- RECORDS PROVIDED -
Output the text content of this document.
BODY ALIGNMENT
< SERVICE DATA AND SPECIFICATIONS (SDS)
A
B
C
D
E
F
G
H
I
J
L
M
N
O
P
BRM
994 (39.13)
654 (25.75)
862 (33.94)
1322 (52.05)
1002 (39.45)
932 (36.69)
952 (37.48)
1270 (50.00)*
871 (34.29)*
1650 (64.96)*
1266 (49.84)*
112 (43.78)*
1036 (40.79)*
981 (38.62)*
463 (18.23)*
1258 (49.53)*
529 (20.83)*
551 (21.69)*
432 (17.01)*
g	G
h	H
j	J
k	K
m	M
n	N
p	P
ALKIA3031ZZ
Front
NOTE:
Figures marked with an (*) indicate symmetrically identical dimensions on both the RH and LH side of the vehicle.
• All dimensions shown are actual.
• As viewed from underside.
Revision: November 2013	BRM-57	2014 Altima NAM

- AIM OF THE EXERCISE -
Quote the data in full, keeping each word unchanged.

- OUTPUT BELOW -
Output the text content of this document.
BODY ALIGNMENT
< SERVICE DATA AND SPECIFICATIONS (SDS)
A
B
C
D
E
F
G
H
I
J
L
M
N
O
P
BRM
994 (39.13)
654 (25.75)
862 (33.94)
1322 (52.05)
1002 (39.45)
932 (36.69)
952 (37.48)
1270 (50.00)*
871 (34.29)*
1650 (64.96)*
1266 (49.84)*
112 (43.78)*
1036 (40.79)*
981 (38.62)*
463 (18.23)*
1258 (49.53)*
529 (20.83)*
551 (21.69)*
432 (17.01)*
g	G
h	H
j	J
k	K
m	M
n	N
p	P
ALKIA3031ZZ
Front
NOTE:
Figures marked with an (*) indicate symmetrically identical dimensions on both the RH and LH side of the vehicle.
• All dimensions shown are actual.
• As viewed from underside.
Revision: November 2013	BRM-57	2014 Altima NAM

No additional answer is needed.